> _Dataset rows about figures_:

--*--

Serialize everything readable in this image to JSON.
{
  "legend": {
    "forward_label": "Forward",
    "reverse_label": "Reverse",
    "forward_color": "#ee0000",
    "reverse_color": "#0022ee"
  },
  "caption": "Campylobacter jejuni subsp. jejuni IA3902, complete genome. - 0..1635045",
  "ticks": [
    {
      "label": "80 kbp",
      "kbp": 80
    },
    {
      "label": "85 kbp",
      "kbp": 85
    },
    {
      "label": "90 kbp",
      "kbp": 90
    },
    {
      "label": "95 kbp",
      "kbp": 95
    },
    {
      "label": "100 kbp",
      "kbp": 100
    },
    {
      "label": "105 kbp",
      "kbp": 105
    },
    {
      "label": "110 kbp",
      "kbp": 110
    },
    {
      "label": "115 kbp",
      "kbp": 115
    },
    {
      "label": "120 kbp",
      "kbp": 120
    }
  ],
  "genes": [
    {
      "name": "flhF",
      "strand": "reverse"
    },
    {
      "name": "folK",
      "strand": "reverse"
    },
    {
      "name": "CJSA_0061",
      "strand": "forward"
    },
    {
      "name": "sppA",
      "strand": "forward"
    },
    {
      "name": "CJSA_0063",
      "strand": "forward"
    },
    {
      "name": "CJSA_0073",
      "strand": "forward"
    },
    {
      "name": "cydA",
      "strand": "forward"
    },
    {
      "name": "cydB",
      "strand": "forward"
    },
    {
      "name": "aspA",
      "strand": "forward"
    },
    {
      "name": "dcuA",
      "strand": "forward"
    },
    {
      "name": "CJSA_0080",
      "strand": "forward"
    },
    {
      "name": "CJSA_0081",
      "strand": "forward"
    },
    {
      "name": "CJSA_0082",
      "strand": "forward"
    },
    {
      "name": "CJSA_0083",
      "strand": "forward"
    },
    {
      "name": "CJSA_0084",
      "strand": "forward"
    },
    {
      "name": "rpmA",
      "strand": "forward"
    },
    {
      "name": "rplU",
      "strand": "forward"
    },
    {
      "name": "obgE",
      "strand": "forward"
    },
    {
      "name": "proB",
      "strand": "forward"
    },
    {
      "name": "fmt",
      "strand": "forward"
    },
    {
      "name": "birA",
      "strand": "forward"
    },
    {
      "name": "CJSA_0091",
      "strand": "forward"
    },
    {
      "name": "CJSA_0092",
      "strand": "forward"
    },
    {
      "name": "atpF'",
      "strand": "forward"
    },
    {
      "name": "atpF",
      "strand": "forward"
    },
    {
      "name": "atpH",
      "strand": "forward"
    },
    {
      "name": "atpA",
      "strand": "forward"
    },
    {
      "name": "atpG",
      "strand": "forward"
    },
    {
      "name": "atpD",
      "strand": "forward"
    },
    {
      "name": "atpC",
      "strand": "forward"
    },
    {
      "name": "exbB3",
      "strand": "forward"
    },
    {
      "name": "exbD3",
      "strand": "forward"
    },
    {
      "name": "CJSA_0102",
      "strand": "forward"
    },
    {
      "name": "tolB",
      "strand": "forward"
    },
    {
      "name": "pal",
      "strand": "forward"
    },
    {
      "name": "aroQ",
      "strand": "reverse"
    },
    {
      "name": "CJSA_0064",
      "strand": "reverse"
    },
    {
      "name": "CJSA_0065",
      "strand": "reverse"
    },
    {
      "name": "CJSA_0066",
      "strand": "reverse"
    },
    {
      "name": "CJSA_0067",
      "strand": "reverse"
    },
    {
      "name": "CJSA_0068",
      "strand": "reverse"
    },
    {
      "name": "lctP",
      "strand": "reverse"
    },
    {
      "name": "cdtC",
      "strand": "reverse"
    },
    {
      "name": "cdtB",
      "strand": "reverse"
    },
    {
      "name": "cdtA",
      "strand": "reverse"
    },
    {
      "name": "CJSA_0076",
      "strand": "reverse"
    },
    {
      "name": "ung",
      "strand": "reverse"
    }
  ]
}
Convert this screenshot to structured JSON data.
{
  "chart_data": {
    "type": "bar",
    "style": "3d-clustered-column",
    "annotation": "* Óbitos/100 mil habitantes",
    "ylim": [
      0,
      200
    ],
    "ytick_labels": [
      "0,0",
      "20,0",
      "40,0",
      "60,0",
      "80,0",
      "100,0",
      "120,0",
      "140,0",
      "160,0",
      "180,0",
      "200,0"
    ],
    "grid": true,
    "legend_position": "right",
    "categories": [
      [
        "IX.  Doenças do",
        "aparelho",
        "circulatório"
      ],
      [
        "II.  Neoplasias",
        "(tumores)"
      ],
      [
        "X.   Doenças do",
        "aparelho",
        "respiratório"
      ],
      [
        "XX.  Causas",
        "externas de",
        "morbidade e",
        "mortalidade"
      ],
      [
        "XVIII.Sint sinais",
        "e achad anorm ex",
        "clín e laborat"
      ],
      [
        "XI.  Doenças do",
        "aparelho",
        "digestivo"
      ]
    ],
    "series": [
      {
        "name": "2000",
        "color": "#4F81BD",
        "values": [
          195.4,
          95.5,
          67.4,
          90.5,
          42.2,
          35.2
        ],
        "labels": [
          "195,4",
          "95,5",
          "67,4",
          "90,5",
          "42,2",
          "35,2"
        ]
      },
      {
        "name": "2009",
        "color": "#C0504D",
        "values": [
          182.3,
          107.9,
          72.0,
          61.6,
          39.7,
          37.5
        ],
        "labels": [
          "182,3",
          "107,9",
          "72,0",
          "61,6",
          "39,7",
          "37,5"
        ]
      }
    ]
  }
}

--*--

> _EXERCISE DESCRIPTION_: Repeat all of the records above exactly as they appear.

> _TASK RESPONSE_:
Serialize everything readable in this image to JSON.
{
  "legend": {
    "forward_label": "Forward",
    "reverse_label": "Reverse",
    "forward_color": "#ee0000",
    "reverse_color": "#0022ee"
  },
  "caption": "Campylobacter jejuni subsp. jejuni IA3902, complete genome. - 0..1635045",
  "ticks": [
    {
      "label": "80 kbp",
      "kbp": 80
    },
    {
      "label": "85 kbp",
      "kbp": 85
    },
    {
      "label": "90 kbp",
      "kbp": 90
    },
    {
      "label": "95 kbp",
      "kbp": 95
    },
    {
      "label": "100 kbp",
      "kbp": 100
    },
    {
      "label": "105 kbp",
      "kbp": 105
    },
    {
      "label": "110 kbp",
      "kbp": 110
    },
    {
      "label": "115 kbp",
      "kbp": 115
    },
    {
      "label": "120 kbp",
      "kbp": 120
    }
  ],
  "genes": [
    {
      "name": "flhF",
      "strand": "reverse"
    },
    {
      "name": "folK",
      "strand": "reverse"
    },
    {
      "name": "CJSA_0061",
      "strand": "forward"
    },
    {
      "name": "sppA",
      "strand": "forward"
    },
    {
      "name": "CJSA_0063",
      "strand": "forward"
    },
    {
      "name": "CJSA_0073",
      "strand": "forward"
    },
    {
      "name": "cydA",
      "strand": "forward"
    },
    {
      "name": "cydB",
      "strand": "forward"
    },
    {
      "name": "aspA",
      "strand": "forward"
    },
    {
      "name": "dcuA",
      "strand": "forward"
    },
    {
      "name": "CJSA_0080",
      "strand": "forward"
    },
    {
      "name": "CJSA_0081",
      "strand": "forward"
    },
    {
      "name": "CJSA_0082",
      "strand": "forward"
    },
    {
      "name": "CJSA_0083",
      "strand": "forward"
    },
    {
      "name": "CJSA_0084",
      "strand": "forward"
    },
    {
      "name": "rpmA",
      "strand": "forward"
    },
    {
      "name": "rplU",
      "strand": "forward"
    },
    {
      "name": "obgE",
      "strand": "forward"
    },
    {
      "name": "proB",
      "strand": "forward"
    },
    {
      "name": "fmt",
      "strand": "forward"
    },
    {
      "name": "birA",
      "strand": "forward"
    },
    {
      "name": "CJSA_0091",
      "strand": "forward"
    },
    {
      "name": "CJSA_0092",
      "strand": "forward"
    },
    {
      "name": "atpF'",
      "strand": "forward"
    },
    {
      "name": "atpF",
      "strand": "forward"
    },
    {
      "name": "atpH",
      "strand": "forward"
    },
    {
      "name": "atpA",
      "strand": "forward"
    },
    {
      "name": "atpG",
      "strand": "forward"
    },
    {
      "name": "atpD",
      "strand": "forward"
    },
    {
      "name": "atpC",
      "strand": "forward"
    },
    {
      "name": "exbB3",
      "strand": "forward"
    },
    {
      "name": "exbD3",
      "strand": "forward"
    },
    {
      "name": "CJSA_0102",
      "strand": "forward"
    },
    {
      "name": "tolB",
      "strand": "forward"
    },
    {
      "name": "pal",
      "strand": "forward"
    },
    {
      "name": "aroQ",
      "strand": "reverse"
    },
    {
      "name": "CJSA_0064",
      "strand": "reverse"
    },
    {
      "name": "CJSA_0065",
      "strand": "reverse"
    },
    {
      "name": "CJSA_0066",
      "strand": "reverse"
    },
    {
      "name": "CJSA_0067",
      "strand": "reverse"
    },
    {
      "name": "CJSA_0068",
      "strand": "reverse"
    },
    {
      "name": "lctP",
      "strand": "reverse"
    },
    {
      "name": "cdtC",
      "strand": "reverse"
    },
    {
      "name": "cdtB",
      "strand": "reverse"
    },
    {
      "name": "cdtA",
      "strand": "reverse"
    },
    {
      "name": "CJSA_0076",
      "strand": "reverse"
    },
    {
      "name": "ung",
      "strand": "reverse"
    }
  ]
}
Convert this screenshot to structured JSON data.
{
  "chart_data": {
    "type": "bar",
    "style": "3d-clustered-column",
    "annotation": "* Óbitos/100 mil habitantes",
    "ylim": [
      0,
      200
    ],
    "ytick_labels": [
      "0,0",
      "20,0",
      "40,0",
      "60,0",
      "80,0",
      "100,0",
      "120,0",
      "140,0",
      "160,0",
      "180,0",
      "200,0"
    ],
    "grid": true,
    "legend_position": "right",
    "categories": [
      [
        "IX.  Doenças do",
        "aparelho",
        "circulatório"
      ],
      [
        "II.  Neoplasias",
        "(tumores)"
      ],
      [
        "X.   Doenças do",
        "aparelho",
        "respiratório"
      ],
      [
        "XX.  Causas",
        "externas de",
        "morbidade e",
        "mortalidade"
      ],
      [
        "XVIII.Sint sinais",
        "e achad anorm ex",
        "clín e laborat"
      ],
      [
        "XI.  Doenças do",
        "aparelho",
        "digestivo"
      ]
    ],
    "series": [
      {
        "name": "2000",
        "color": "#4F81BD",
        "values": [
          195.4,
          95.5,
          67.4,
          90.5,
          42.2,
          35.2
        ],
        "labels": [
          "195,4",
          "95,5",
          "67,4",
          "90,5",
          "42,2",
          "35,2"
        ]
      },
      {
        "name": "2009",
        "color": "#C0504D",
        "values": [
          182.3,
          107.9,
          72.0,
          61.6,
          39.7,
          37.5
        ],
        "labels": [
          "182,3",
          "107,9",
          "72,0",
          "61,6",
          "39,7",
          "37,5"
        ]
      }
    ]
  }
}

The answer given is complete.